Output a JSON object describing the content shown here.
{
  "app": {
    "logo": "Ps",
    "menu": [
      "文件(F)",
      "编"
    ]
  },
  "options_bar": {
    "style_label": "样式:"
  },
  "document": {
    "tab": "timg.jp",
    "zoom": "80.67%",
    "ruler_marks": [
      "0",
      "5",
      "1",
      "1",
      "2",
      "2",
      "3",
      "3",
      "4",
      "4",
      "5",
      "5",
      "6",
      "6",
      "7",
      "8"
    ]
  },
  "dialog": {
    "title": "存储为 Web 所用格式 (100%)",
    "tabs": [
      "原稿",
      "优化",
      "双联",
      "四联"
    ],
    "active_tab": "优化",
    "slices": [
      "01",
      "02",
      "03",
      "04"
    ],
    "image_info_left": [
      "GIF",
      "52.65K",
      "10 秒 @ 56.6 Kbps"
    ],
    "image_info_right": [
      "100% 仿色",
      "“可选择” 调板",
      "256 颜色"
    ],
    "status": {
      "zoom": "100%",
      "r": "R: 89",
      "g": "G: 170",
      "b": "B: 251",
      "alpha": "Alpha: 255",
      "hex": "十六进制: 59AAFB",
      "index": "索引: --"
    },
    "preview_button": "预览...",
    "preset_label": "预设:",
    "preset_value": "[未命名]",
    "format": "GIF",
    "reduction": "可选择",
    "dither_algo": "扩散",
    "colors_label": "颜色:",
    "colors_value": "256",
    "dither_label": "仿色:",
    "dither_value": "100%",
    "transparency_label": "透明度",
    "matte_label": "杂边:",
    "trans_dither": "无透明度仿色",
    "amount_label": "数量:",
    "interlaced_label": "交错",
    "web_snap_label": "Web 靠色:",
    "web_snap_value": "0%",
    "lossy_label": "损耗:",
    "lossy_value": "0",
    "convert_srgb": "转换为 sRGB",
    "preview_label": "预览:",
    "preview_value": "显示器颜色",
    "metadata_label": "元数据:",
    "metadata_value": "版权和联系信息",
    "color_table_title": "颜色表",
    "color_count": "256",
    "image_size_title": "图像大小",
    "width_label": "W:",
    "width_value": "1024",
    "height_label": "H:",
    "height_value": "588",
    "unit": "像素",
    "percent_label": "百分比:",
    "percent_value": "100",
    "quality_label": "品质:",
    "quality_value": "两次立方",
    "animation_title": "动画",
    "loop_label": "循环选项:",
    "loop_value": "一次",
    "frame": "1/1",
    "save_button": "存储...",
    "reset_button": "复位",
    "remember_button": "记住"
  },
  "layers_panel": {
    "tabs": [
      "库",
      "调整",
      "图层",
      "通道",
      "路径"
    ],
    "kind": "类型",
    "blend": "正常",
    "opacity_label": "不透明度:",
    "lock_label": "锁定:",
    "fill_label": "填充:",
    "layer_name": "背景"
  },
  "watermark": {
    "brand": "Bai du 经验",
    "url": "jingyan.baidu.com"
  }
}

________________________________________

**AIM**
Go through the records above and set each one down exactly, please.

**SOLVED PROBLEM**
Output a JSON object describing the content shown here.
{
  "app": {
    "logo": "Ps",
    "menu": [
      "文件(F)",
      "编"
    ]
  },
  "options_bar": {
    "style_label": "样式:"
  },
  "document": {
    "tab": "timg.jp",
    "zoom": "80.67%",
    "ruler_marks": [
      "0",
      "5",
      "1",
      "1",
      "2",
      "2",
      "3",
      "3",
      "4",
      "4",
      "5",
      "5",
      "6",
      "6",
      "7",
      "8"
    ]
  },
  "dialog": {
    "title": "存储为 Web 所用格式 (100%)",
    "tabs": [
      "原稿",
      "优化",
      "双联",
      "四联"
    ],
    "active_tab": "优化",
    "slices": [
      "01",
      "02",
      "03",
      "04"
    ],
    "image_info_left": [
      "GIF",
      "52.65K",
      "10 秒 @ 56.6 Kbps"
    ],
    "image_info_right": [
      "100% 仿色",
      "“可选择” 调板",
      "256 颜色"
    ],
    "status": {
      "zoom": "100%",
      "r": "R: 89",
      "g": "G: 170",
      "b": "B: 251",
      "alpha": "Alpha: 255",
      "hex": "十六进制: 59AAFB",
      "index": "索引: --"
    },
    "preview_button": "预览...",
    "preset_label": "预设:",
    "preset_value": "[未命名]",
    "format": "GIF",
    "reduction": "可选择",
    "dither_algo": "扩散",
    "colors_label": "颜色:",
    "colors_value": "256",
    "dither_label": "仿色:",
    "dither_value": "100%",
    "transparency_label": "透明度",
    "matte_label": "杂边:",
    "trans_dither": "无透明度仿色",
    "amount_label": "数量:",
    "interlaced_label": "交错",
    "web_snap_label": "Web 靠色:",
    "web_snap_value": "0%",
    "lossy_label": "损耗:",
    "lossy_value": "0",
    "convert_srgb": "转换为 sRGB",
    "preview_label": "预览:",
    "preview_value": "显示器颜色",
    "metadata_label": "元数据:",
    "metadata_value": "版权和联系信息",
    "color_table_title": "颜色表",
    "color_count": "256",
    "image_size_title": "图像大小",
    "width_label": "W:",
    "width_value": "1024",
    "height_label": "H:",
    "height_value": "588",
    "unit": "像素",
    "percent_label": "百分比:",
    "percent_value": "100",
    "quality_label": "品质:",
    "quality_value": "两次立方",
    "animation_title": "动画",
    "loop_label": "循环选项:",
    "loop_value": "一次",
    "frame": "1/1",
    "save_button": "存储...",
    "reset_button": "复位",
    "remember_button": "记住"
  },
  "layers_panel": {
    "tabs": [
      "库",
      "调整",
      "图层",
      "通道",
      "路径"
    ],
    "kind": "类型",
    "blend": "正常",
    "opacity_label": "不透明度:",
    "lock_label": "锁定:",
    "fill_label": "填充:",
    "layer_name": "背景"
  },
  "watermark": {
    "brand": "Bai du 经验",
    "url": "jingyan.baidu.com"
  }
}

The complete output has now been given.